**WHAT THE TASK ASKS**
Keep the pictures out and restate every record exactly.

··· INPUT FOR THIS TASK ···

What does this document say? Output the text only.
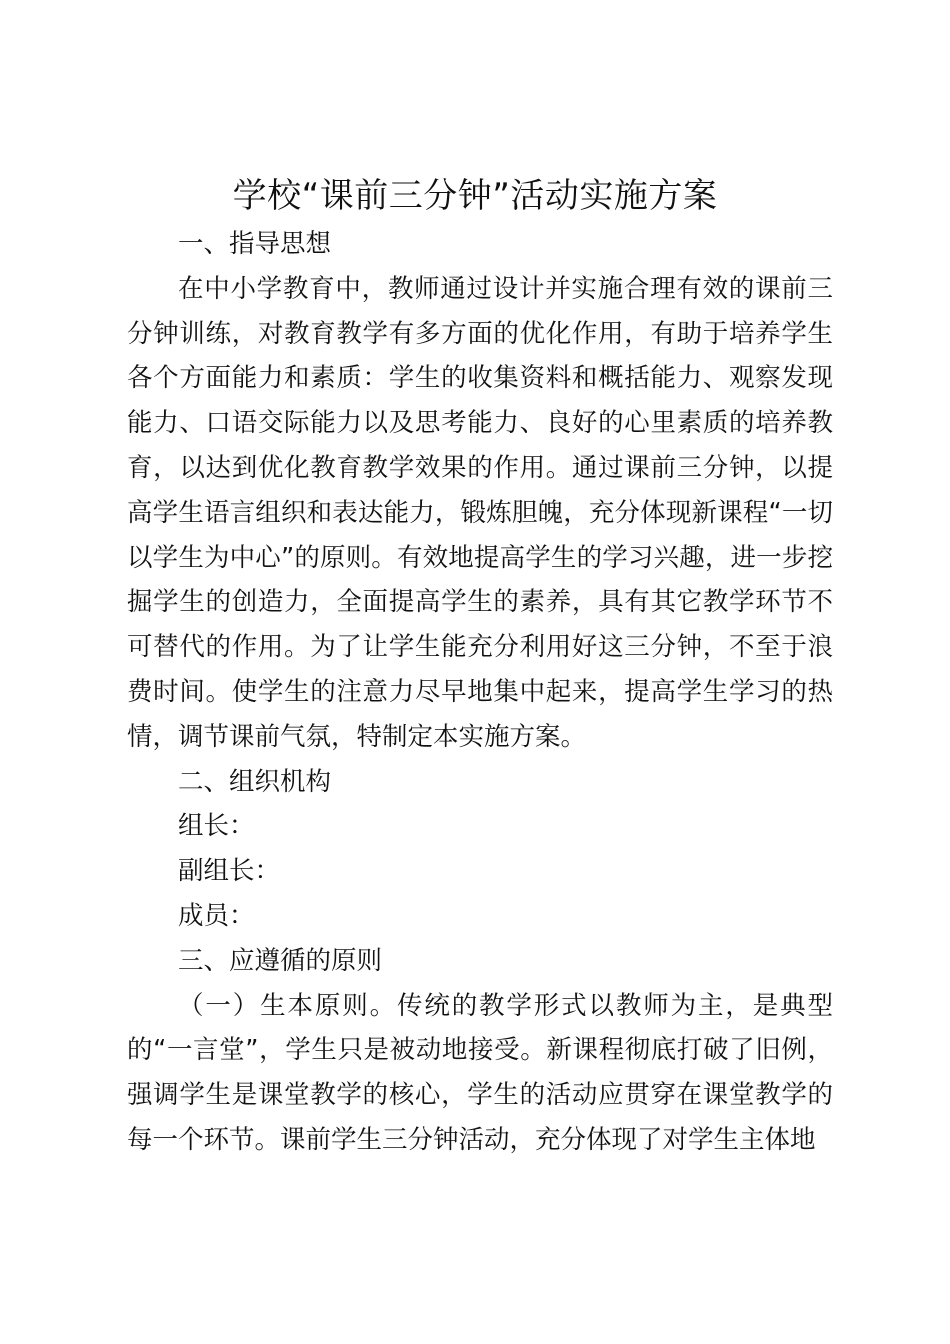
学校“课前三分钟”活动实施方案

一、指导思想

在中小学教育中，教师通过设计并实施合理有效的课前三分钟训练，对教育教学有多方面的优化作用，有助于培养学生各个方面能力和素质：学生的收集资料和概括能力、观察发现能力、口语交际能力以及思考能力、良好的心里素质的培养教育，以达到优化教育教学效果的作用。通过课前三分钟，以提高学生语言组织和表达能力，锻炼胆魄，充分体现新课程“一切以学生为中心”的原则。有效地提高学生的学习兴趣，进一步挖掘学生的创造力，全面提高学生的素养，具有其它教学环节不可替代的作用。为了让学生能充分利用好这三分钟，不至于浪费时间。使学生的注意力尽早地集中起来，提高学生学习的热情，调节课前气氛，特制定本实施方案。

二、组织机构

组长：

副组长：

成员：

三、应遵循的原则

（一）生本原则。传统的教学形式以教师为主，是典型的“一言堂”，学生只是被动地接受。新课程彻底打破了旧例，强调学生是课堂教学的核心，学生的活动应贯穿在课堂教学的每一个环节。课前学生三分钟活动，充分体现了对学生主体地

···

**SOLUTION TO THIS PROBLEM**
What does this document say? Output the text only.
学校“课前三分钟”活动实施方案

一、指导思想

在中小学教育中，教师通过设计并实施合理有效的课前三分钟训练，对教育教学有多方面的优化作用，有助于培养学生各个方面能力和素质：学生的收集资料和概括能力、观察发现能力、口语交际能力以及思考能力、良好的心里素质的培养教育，以达到优化教育教学效果的作用。通过课前三分钟，以提高学生语言组织和表达能力，锻炼胆魄，充分体现新课程“一切以学生为中心”的原则。有效地提高学生的学习兴趣，进一步挖掘学生的创造力，全面提高学生的素养，具有其它教学环节不可替代的作用。为了让学生能充分利用好这三分钟，不至于浪费时间。使学生的注意力尽早地集中起来，提高学生学习的热情，调节课前气氛，特制定本实施方案。

二、组织机构

组长：

副组长：

成员：

三、应遵循的原则

（一）生本原则。传统的教学形式以教师为主，是典型的“一言堂”，学生只是被动地接受。新课程彻底打破了旧例，强调学生是课堂教学的核心，学生的活动应贯穿在课堂教学的每一个环节。课前学生三分钟活动，充分体现了对学生主体地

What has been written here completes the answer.